(WRITTEN TASK): Go through the entries below and count the lines holding the word "поселение". Reply with only the number, please.

>> Start

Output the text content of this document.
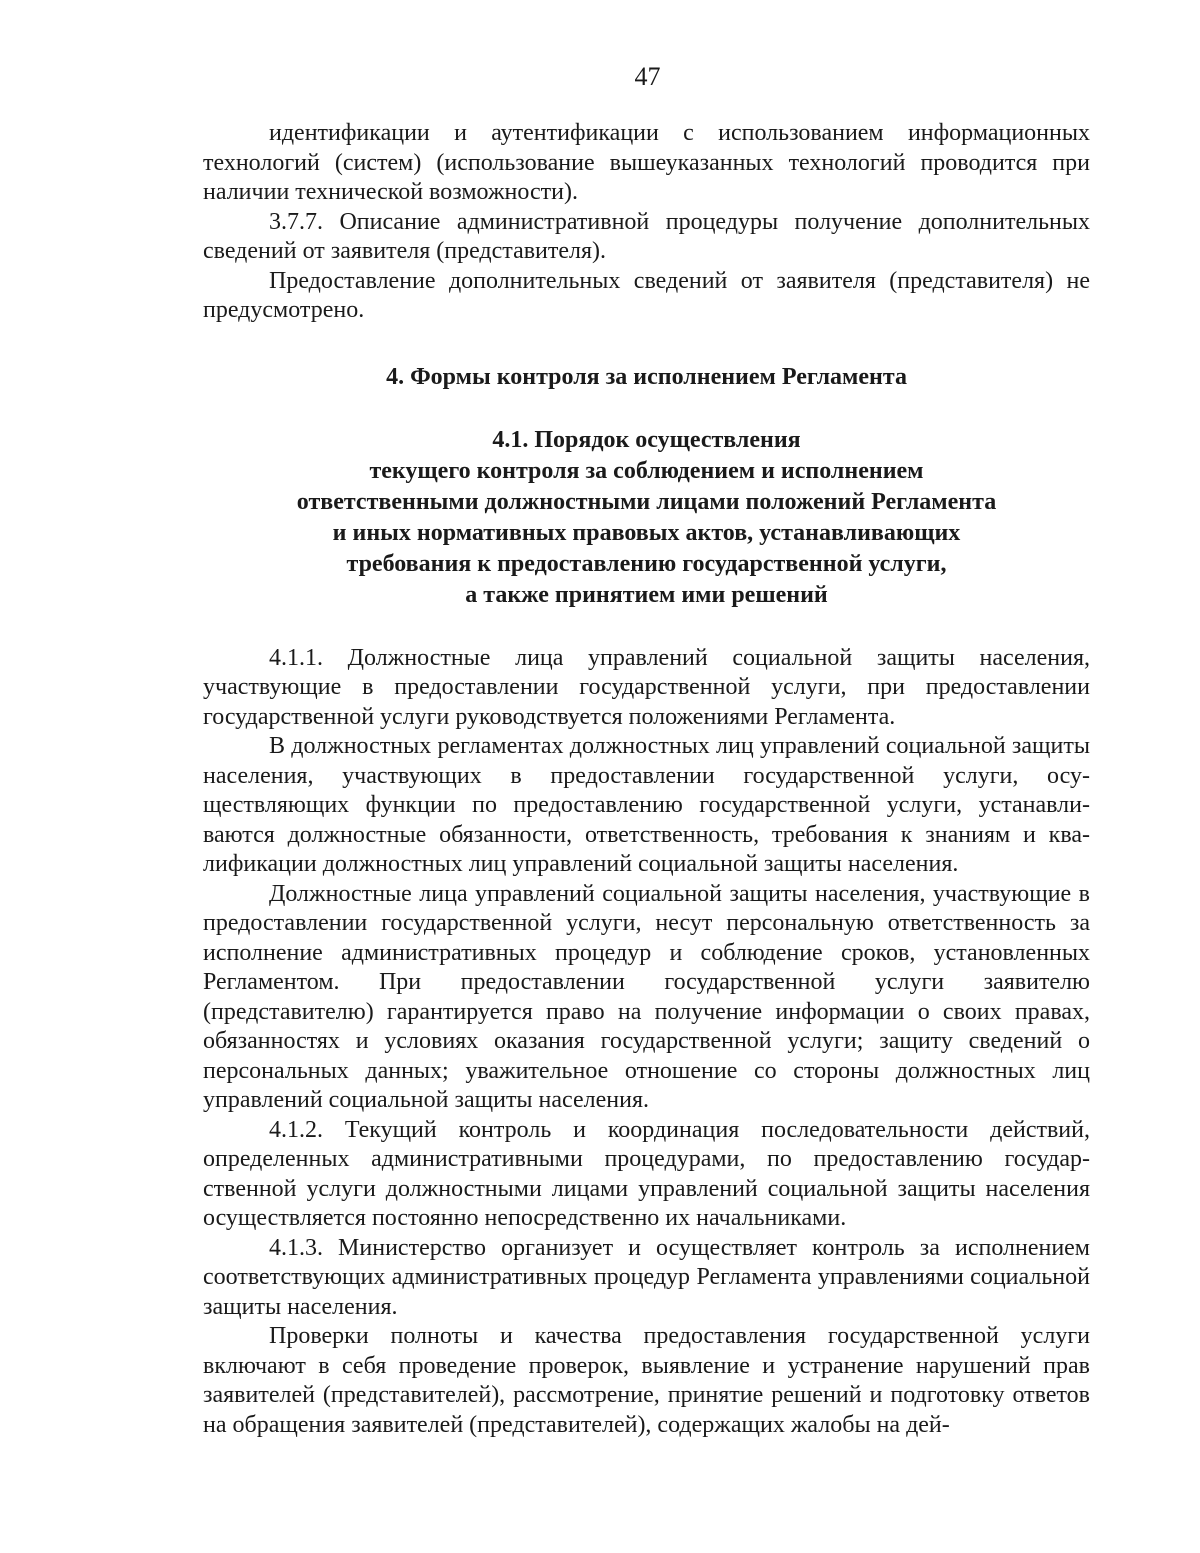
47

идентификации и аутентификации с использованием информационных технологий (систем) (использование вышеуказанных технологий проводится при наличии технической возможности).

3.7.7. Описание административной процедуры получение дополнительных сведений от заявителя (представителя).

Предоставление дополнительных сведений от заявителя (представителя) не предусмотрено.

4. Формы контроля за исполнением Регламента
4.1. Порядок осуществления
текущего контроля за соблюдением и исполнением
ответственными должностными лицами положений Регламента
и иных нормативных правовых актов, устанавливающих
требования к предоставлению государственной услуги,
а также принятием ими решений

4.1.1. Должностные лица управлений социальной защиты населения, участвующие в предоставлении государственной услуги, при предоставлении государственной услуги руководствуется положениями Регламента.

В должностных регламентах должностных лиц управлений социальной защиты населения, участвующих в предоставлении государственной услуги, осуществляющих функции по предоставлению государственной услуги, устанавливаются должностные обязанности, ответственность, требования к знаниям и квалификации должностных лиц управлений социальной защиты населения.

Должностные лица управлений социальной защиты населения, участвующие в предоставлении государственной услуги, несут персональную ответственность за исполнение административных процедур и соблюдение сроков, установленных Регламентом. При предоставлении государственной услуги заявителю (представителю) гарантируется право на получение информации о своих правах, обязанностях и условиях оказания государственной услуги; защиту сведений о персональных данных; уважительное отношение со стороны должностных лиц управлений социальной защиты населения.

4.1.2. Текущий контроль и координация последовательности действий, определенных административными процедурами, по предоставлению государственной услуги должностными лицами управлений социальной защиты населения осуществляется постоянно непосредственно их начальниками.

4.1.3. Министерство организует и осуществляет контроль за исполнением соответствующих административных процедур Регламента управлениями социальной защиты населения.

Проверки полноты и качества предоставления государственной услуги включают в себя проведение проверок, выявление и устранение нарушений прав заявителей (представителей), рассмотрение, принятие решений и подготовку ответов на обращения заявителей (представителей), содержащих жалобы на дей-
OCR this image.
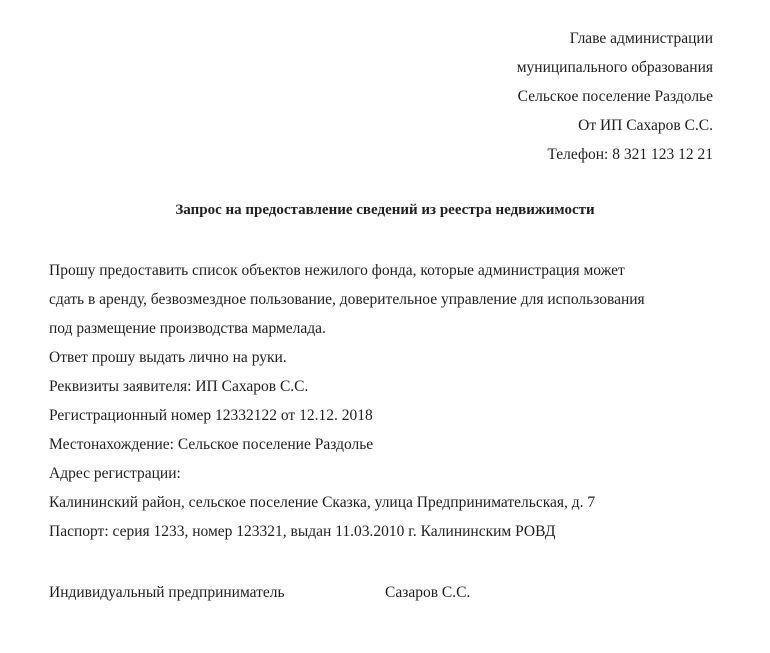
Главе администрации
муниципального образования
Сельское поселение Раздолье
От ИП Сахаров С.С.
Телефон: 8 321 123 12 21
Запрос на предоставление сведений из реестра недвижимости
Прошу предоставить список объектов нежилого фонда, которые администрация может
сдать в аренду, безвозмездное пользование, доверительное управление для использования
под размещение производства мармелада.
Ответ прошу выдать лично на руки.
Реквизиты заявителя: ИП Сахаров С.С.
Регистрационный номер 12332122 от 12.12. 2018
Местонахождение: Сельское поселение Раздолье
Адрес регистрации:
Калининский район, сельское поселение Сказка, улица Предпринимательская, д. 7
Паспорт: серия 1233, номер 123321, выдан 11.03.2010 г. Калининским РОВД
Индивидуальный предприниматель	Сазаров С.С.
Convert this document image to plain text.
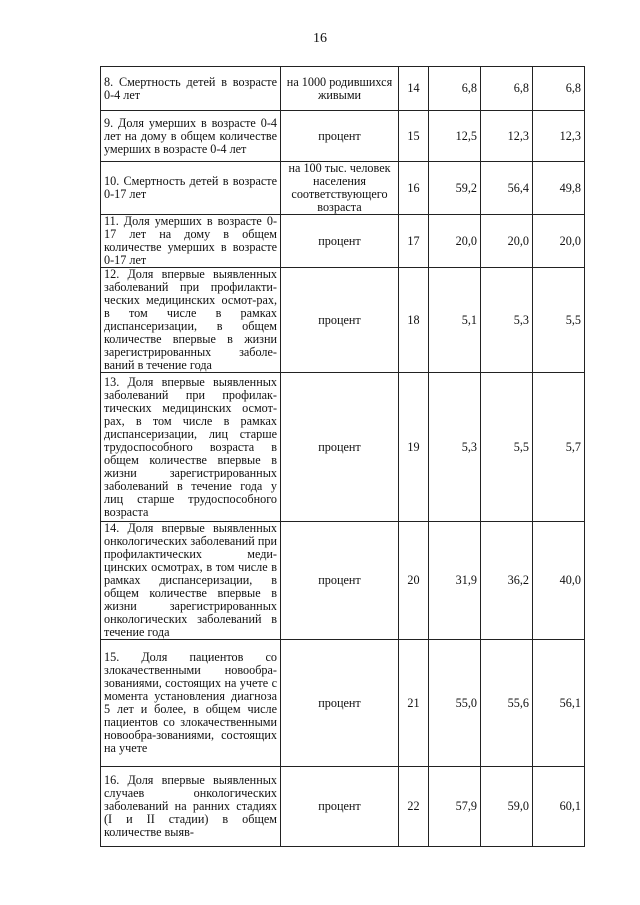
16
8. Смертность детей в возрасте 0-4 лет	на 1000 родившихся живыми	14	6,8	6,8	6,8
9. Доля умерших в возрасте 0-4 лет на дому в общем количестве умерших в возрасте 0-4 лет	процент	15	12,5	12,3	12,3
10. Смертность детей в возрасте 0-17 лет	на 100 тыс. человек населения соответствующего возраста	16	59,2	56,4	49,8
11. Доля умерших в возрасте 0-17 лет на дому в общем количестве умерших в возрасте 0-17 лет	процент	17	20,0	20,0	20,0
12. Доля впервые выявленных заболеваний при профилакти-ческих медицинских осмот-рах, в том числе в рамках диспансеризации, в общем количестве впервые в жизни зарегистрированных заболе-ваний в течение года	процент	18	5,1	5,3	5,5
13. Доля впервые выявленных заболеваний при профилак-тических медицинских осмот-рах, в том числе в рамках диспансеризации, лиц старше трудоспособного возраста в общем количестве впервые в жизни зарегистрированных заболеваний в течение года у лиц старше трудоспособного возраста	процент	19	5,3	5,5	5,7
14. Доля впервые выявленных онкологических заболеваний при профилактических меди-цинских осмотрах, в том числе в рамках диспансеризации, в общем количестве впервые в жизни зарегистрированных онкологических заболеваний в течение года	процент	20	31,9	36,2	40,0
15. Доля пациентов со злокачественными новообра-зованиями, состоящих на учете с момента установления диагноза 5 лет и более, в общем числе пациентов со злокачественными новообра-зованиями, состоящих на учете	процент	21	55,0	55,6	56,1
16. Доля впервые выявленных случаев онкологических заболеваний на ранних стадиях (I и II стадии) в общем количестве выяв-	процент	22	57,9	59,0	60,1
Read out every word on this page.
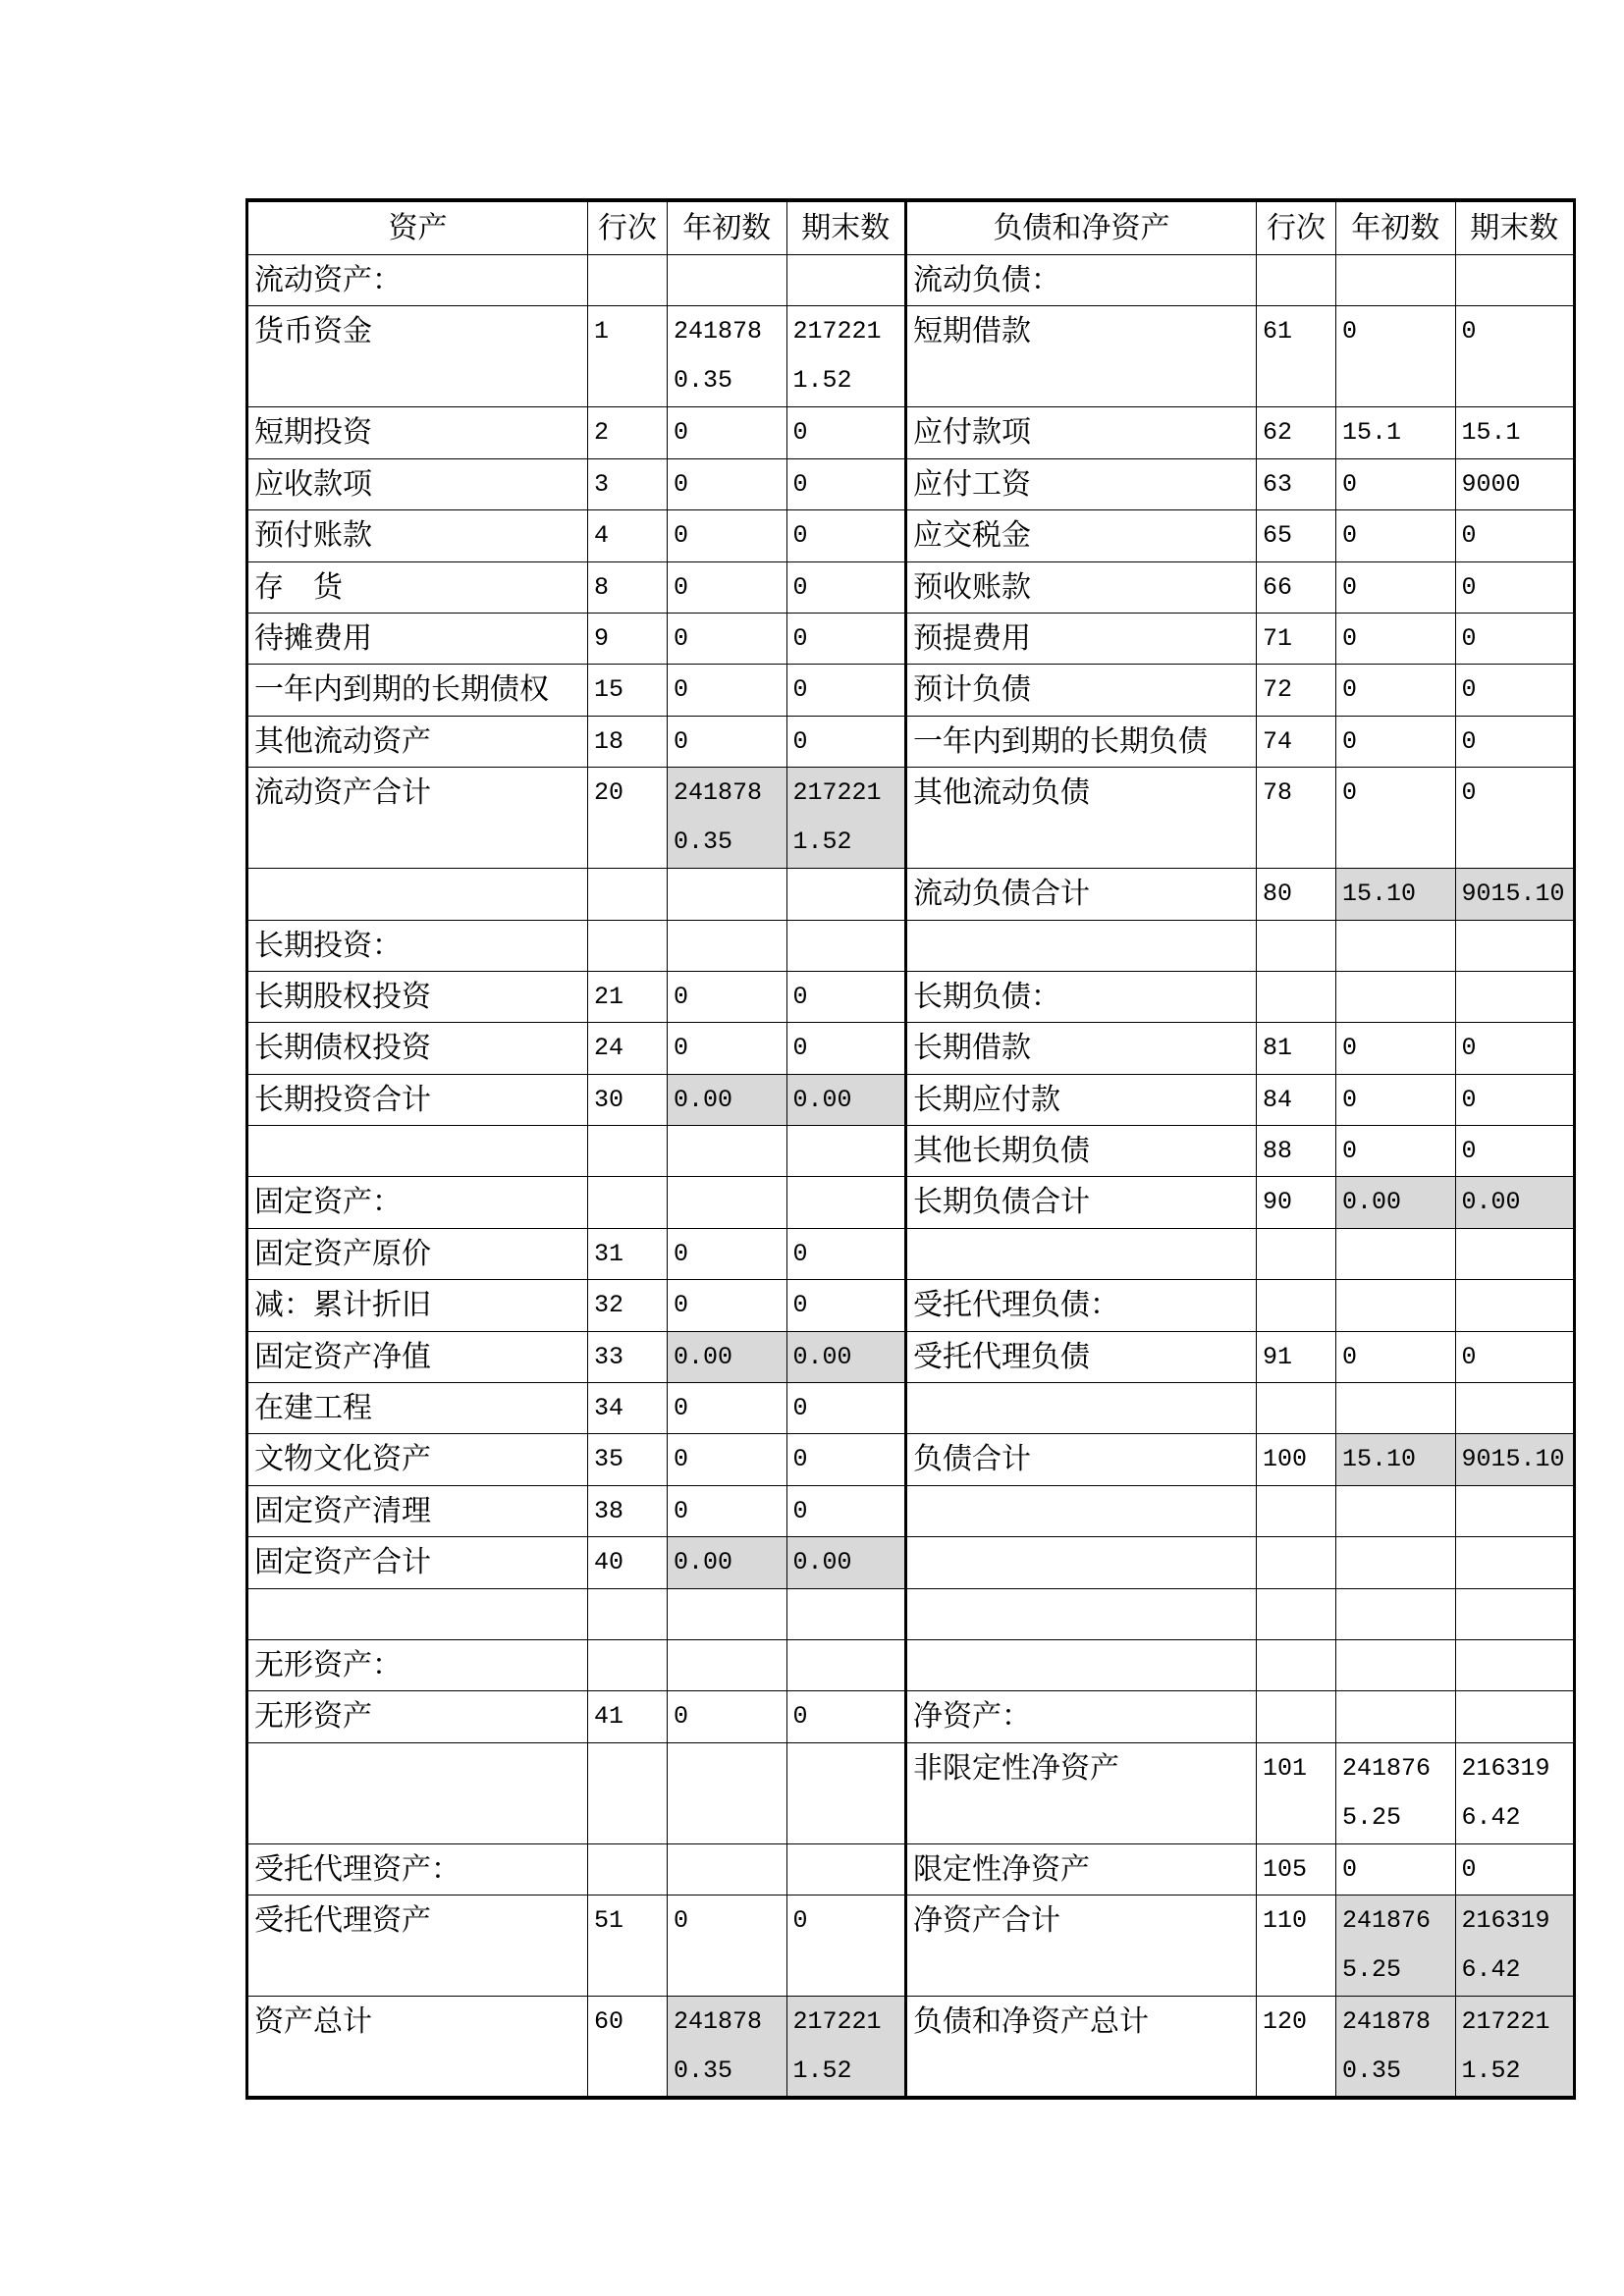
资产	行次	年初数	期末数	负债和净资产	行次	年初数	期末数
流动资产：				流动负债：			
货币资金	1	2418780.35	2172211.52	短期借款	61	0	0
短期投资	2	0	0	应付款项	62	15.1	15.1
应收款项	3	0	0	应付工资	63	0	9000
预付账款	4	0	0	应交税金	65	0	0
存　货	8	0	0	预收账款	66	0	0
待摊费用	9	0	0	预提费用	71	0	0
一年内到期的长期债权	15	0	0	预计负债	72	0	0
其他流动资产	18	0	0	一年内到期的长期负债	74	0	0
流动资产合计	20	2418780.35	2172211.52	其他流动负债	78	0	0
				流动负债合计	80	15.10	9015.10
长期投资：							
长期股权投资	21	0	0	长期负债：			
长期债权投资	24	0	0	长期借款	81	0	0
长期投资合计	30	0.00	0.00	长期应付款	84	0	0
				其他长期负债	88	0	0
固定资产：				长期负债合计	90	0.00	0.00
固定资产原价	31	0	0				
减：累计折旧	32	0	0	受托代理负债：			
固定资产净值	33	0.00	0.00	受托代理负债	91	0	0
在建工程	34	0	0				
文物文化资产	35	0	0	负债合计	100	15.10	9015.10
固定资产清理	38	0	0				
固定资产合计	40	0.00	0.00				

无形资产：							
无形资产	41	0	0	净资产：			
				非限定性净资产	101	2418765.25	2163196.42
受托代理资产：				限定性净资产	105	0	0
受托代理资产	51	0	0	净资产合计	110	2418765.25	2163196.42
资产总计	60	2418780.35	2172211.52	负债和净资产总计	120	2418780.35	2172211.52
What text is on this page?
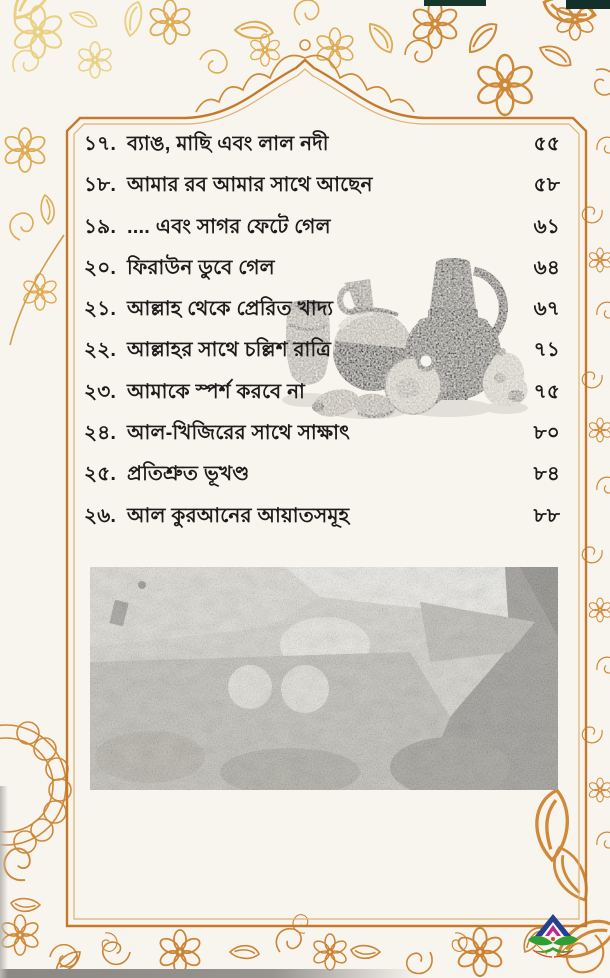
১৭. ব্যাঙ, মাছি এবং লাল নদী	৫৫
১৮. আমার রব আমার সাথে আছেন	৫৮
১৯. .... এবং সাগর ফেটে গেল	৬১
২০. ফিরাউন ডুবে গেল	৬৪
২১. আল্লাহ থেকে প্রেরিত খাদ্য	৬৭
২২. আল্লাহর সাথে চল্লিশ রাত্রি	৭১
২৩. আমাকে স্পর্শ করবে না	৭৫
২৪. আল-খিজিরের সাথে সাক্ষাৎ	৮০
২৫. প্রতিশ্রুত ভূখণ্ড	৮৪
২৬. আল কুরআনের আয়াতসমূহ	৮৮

>> End

(WORKED SOLUTION): 3